Collected data entries

--------------------

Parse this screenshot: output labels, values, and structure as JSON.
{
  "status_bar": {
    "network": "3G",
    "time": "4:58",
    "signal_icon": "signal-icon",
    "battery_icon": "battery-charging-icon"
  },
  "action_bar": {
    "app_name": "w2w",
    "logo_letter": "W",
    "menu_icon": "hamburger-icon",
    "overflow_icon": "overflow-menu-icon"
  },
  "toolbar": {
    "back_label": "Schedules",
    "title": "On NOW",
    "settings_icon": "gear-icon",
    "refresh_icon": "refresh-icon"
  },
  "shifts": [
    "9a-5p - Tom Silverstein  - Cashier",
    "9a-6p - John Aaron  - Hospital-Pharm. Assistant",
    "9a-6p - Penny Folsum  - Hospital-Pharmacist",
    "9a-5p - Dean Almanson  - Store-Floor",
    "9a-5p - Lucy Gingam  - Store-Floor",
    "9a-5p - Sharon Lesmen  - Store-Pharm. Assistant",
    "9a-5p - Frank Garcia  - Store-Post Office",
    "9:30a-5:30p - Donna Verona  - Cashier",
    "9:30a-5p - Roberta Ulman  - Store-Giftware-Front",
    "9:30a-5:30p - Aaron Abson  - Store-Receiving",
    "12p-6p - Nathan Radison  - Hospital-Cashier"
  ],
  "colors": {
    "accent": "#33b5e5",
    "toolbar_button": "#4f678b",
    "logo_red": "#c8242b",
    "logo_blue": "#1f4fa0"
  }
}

--------------------

EXERCISE DESCRIPTION: Extract the complete listing above, reproducing each line exactly.

SOLUTION:
Parse this screenshot: output labels, values, and structure as JSON.
{
  "status_bar": {
    "network": "3G",
    "time": "4:58",
    "signal_icon": "signal-icon",
    "battery_icon": "battery-charging-icon"
  },
  "action_bar": {
    "app_name": "w2w",
    "logo_letter": "W",
    "menu_icon": "hamburger-icon",
    "overflow_icon": "overflow-menu-icon"
  },
  "toolbar": {
    "back_label": "Schedules",
    "title": "On NOW",
    "settings_icon": "gear-icon",
    "refresh_icon": "refresh-icon"
  },
  "shifts": [
    "9a-5p - Tom Silverstein  - Cashier",
    "9a-6p - John Aaron  - Hospital-Pharm. Assistant",
    "9a-6p - Penny Folsum  - Hospital-Pharmacist",
    "9a-5p - Dean Almanson  - Store-Floor",
    "9a-5p - Lucy Gingam  - Store-Floor",
    "9a-5p - Sharon Lesmen  - Store-Pharm. Assistant",
    "9a-5p - Frank Garcia  - Store-Post Office",
    "9:30a-5:30p - Donna Verona  - Cashier",
    "9:30a-5p - Roberta Ulman  - Store-Giftware-Front",
    "9:30a-5:30p - Aaron Abson  - Store-Receiving",
    "12p-6p - Nathan Radison  - Hospital-Cashier"
  ],
  "colors": {
    "accent": "#33b5e5",
    "toolbar_button": "#4f678b",
    "logo_red": "#c8242b",
    "logo_blue": "#1f4fa0"
  }
}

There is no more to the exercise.